YOUR TASK - In the listing below, locate the lines bearing the word "this". Copy every one of them.

RECORDS FOR THE EXERCISE -
-*-
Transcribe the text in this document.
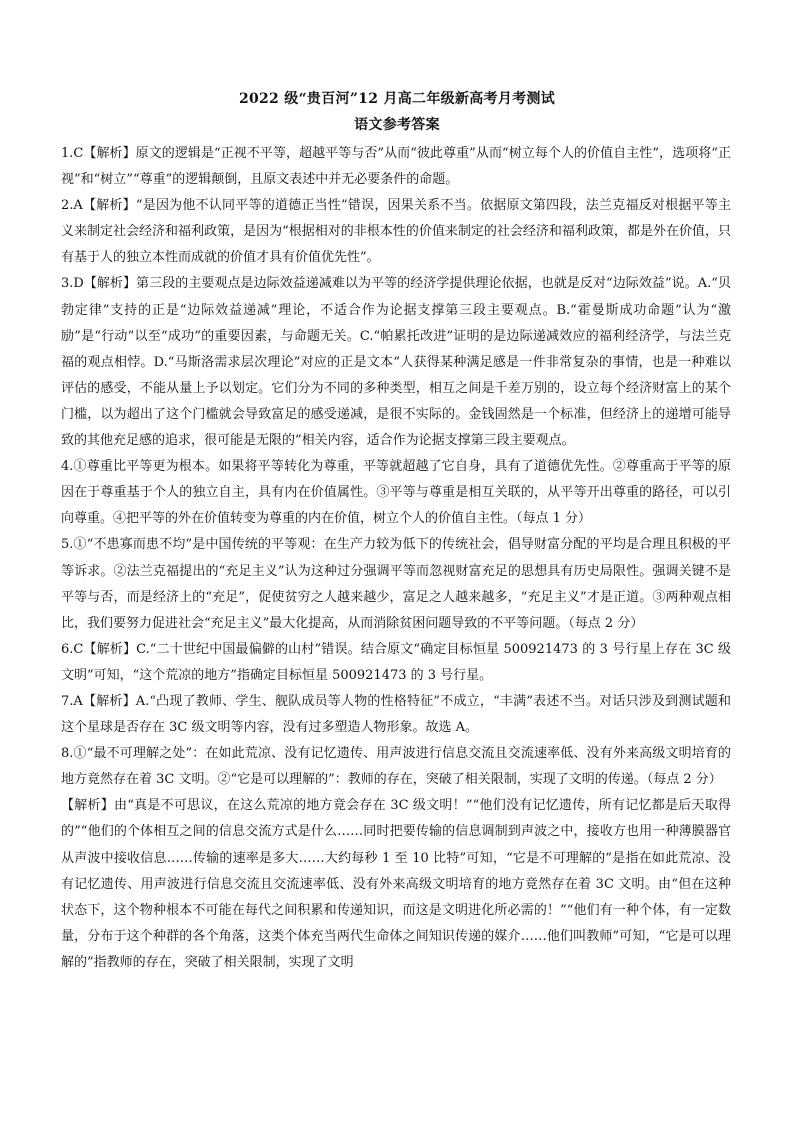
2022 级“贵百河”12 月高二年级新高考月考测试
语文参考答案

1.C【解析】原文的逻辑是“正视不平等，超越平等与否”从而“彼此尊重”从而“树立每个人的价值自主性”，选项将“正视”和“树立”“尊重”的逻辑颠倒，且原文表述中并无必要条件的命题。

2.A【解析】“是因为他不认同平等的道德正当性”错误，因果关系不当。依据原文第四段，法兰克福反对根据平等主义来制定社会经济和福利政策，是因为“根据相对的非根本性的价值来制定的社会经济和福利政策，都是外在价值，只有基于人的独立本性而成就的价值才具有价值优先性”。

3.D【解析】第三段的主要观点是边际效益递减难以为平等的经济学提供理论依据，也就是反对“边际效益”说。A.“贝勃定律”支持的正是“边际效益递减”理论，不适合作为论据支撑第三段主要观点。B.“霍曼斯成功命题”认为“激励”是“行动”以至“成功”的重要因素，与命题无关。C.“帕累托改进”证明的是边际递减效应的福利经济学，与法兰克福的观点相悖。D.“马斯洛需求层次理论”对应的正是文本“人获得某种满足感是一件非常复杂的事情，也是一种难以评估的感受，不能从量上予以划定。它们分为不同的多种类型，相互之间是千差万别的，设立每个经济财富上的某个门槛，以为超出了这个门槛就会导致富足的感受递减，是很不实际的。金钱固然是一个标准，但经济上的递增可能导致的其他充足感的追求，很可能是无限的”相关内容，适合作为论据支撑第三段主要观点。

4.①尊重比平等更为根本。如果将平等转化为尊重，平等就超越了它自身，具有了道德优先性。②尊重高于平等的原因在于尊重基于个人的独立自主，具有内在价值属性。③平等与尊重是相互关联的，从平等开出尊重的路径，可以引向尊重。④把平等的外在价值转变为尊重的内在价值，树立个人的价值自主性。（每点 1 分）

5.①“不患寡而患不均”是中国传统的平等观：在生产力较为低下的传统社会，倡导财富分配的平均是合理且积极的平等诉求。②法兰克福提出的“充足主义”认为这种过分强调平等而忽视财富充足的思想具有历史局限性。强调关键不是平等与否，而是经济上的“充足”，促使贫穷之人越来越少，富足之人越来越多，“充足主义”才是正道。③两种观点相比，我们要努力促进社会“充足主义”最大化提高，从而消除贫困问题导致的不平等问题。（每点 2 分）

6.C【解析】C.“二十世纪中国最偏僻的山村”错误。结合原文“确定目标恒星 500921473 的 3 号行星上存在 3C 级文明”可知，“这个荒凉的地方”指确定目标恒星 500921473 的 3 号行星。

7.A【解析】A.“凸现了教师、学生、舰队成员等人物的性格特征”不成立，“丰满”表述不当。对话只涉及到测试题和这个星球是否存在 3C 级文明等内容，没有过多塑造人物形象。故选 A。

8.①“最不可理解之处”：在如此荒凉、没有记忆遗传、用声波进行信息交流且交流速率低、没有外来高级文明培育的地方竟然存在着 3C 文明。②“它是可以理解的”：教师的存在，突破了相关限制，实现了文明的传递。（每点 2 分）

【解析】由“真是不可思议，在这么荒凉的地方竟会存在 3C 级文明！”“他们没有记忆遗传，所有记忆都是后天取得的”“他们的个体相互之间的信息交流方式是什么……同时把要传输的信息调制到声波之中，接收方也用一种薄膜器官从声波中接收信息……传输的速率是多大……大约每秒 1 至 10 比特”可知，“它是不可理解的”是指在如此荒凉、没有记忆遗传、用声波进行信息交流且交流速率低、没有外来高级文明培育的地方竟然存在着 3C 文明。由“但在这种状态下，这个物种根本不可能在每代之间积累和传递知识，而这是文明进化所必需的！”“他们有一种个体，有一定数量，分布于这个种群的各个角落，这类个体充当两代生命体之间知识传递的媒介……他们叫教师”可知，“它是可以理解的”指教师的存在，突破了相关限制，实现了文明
-*-
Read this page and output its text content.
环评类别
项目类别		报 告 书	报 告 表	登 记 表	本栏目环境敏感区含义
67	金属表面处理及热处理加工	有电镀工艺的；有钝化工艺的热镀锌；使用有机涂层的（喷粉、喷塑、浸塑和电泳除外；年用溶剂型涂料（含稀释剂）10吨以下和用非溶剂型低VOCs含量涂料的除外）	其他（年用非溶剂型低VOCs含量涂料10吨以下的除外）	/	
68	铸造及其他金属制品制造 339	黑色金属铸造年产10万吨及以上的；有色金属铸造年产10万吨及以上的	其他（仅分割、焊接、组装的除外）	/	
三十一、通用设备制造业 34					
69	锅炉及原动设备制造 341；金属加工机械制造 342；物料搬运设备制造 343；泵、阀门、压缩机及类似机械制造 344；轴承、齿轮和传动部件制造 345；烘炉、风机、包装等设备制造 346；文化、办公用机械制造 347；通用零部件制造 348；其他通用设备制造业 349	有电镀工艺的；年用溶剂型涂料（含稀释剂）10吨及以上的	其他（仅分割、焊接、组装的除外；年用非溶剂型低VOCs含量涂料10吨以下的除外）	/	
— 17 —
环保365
-*-
EXERCISE ANSWER -
Transcribe the text in this document.
Read this page and output its text content.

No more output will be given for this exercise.